◆ REQUIRED TASK: Check each line of the records below and collect those holding "Division".

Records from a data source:
__________

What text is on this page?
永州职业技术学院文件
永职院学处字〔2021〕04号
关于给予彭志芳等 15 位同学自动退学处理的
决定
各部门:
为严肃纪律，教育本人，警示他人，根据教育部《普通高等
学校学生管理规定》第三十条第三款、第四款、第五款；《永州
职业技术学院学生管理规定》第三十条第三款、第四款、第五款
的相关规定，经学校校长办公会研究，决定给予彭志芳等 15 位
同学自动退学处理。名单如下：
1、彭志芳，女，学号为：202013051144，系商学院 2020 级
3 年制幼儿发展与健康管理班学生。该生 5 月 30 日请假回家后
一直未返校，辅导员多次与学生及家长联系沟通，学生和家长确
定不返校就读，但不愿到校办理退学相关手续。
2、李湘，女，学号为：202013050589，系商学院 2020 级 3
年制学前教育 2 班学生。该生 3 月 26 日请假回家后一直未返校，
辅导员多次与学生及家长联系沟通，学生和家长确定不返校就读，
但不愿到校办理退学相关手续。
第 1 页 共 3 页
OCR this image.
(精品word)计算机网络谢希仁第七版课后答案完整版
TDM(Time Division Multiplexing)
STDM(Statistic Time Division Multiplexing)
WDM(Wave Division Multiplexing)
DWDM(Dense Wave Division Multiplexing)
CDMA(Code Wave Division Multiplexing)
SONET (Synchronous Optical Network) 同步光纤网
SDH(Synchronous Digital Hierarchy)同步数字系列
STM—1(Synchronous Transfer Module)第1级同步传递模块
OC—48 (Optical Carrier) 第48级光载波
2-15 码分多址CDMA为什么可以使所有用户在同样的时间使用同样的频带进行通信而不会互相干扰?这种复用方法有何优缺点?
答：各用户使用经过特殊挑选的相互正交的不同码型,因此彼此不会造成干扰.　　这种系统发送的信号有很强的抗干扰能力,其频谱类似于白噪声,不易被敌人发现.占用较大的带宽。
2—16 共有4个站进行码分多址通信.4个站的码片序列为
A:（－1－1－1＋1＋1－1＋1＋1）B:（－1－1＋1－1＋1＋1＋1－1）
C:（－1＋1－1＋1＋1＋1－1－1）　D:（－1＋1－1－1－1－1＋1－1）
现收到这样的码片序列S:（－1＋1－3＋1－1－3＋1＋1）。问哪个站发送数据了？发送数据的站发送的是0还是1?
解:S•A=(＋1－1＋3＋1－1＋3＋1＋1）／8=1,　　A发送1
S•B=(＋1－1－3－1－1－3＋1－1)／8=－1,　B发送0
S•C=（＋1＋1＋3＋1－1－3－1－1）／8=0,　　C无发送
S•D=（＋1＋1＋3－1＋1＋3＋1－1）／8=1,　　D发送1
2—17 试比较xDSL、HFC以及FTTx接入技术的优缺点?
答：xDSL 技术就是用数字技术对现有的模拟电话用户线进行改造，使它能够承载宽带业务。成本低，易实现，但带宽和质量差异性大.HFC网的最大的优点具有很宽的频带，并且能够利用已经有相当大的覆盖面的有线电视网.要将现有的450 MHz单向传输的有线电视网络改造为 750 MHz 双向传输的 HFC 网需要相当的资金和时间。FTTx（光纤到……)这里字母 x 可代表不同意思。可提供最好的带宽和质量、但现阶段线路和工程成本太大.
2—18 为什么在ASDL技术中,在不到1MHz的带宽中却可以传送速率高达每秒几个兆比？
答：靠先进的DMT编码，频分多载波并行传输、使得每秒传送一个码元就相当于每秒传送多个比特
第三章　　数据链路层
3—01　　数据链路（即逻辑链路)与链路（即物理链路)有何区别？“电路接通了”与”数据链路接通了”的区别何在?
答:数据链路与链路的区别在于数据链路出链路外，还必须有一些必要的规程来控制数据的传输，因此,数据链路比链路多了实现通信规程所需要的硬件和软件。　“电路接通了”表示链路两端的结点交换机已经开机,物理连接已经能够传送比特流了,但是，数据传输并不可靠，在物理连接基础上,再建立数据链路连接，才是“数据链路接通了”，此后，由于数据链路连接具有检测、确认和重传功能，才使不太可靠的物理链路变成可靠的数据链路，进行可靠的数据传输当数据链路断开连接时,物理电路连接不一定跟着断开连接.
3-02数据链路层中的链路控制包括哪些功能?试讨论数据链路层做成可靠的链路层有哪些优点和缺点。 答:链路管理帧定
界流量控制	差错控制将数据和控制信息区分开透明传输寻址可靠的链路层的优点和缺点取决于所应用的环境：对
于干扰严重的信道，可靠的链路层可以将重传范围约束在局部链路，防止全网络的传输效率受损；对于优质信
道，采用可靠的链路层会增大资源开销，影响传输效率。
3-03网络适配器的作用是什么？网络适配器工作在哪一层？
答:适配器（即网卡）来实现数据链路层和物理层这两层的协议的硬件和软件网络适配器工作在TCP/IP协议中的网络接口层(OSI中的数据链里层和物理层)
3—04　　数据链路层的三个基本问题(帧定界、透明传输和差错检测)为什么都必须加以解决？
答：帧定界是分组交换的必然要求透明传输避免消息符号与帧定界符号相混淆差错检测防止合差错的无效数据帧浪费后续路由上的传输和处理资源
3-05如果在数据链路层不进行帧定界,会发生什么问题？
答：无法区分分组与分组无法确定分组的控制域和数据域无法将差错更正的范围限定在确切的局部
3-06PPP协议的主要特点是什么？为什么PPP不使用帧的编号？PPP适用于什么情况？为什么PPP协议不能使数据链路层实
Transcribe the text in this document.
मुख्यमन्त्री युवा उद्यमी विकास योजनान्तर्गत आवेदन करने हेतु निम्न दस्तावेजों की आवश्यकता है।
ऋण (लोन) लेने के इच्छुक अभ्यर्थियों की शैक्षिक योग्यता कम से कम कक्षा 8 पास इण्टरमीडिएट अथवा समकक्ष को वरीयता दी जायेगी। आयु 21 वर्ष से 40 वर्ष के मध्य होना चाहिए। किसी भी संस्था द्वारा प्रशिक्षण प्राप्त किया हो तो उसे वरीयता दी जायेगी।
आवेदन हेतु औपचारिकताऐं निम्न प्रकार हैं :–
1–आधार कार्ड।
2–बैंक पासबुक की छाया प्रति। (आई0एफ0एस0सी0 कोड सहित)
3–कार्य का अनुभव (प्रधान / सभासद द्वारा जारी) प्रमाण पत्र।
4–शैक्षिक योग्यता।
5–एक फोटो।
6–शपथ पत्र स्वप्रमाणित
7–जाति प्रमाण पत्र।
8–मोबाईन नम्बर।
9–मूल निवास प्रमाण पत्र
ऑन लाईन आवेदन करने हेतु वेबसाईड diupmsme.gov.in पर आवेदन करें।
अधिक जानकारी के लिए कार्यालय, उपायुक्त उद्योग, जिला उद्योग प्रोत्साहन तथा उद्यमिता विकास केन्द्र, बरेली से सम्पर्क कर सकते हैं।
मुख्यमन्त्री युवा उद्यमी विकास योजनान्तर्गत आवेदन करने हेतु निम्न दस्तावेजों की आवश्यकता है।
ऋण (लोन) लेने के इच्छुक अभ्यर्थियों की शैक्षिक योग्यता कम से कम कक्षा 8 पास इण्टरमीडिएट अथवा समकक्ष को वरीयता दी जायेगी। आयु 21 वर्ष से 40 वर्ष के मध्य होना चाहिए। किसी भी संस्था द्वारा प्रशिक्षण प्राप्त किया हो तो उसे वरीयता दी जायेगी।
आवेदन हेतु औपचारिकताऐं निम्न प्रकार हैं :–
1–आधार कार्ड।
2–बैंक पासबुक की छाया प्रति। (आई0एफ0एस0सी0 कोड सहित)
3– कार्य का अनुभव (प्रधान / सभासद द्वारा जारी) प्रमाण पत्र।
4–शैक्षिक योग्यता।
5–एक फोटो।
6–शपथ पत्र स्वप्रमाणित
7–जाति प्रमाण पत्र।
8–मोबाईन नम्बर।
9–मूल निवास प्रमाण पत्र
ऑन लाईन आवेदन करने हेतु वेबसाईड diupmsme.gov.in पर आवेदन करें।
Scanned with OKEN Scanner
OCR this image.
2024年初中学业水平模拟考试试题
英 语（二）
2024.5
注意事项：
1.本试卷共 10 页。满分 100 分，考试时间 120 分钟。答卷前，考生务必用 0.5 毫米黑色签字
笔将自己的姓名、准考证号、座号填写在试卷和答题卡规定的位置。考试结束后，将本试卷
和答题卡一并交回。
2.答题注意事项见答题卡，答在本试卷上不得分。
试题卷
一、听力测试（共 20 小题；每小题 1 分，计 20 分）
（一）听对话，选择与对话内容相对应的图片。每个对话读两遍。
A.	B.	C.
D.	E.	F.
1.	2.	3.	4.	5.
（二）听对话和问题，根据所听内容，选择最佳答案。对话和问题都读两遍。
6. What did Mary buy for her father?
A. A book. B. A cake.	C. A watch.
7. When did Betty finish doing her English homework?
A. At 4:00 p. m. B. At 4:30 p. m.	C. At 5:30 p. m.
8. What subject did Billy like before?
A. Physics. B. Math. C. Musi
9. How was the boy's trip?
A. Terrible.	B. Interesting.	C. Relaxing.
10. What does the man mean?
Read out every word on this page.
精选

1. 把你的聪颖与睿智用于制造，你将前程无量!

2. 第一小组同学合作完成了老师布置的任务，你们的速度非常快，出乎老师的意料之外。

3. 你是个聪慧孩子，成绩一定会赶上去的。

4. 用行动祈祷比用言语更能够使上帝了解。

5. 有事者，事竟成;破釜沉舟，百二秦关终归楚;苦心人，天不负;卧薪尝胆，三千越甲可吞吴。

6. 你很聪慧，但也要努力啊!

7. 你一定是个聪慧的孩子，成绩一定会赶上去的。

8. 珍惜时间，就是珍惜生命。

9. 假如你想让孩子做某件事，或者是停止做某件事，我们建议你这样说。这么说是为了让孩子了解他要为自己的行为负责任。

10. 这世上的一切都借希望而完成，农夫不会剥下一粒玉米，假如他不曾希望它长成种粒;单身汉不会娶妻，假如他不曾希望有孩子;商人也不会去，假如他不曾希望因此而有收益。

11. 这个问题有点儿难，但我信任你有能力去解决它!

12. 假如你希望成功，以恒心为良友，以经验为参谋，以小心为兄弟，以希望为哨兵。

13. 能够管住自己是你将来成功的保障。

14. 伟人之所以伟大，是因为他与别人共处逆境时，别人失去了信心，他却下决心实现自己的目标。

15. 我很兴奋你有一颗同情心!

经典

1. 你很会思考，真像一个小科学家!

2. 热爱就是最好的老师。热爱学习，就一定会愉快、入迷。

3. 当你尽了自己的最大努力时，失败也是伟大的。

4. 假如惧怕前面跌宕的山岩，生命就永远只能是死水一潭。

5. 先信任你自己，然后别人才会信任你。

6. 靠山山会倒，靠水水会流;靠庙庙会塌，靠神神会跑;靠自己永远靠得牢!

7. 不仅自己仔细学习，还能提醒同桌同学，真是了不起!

__________

◆ EXERCISE RESULT:
TDM(Time Division Multiplexing)
STDM(Statistic Time Division Multiplexing)
WDM(Wave Division Multiplexing)
DWDM(Dense Wave Division Multiplexing)
CDMA(Code Wave Division Multiplexing)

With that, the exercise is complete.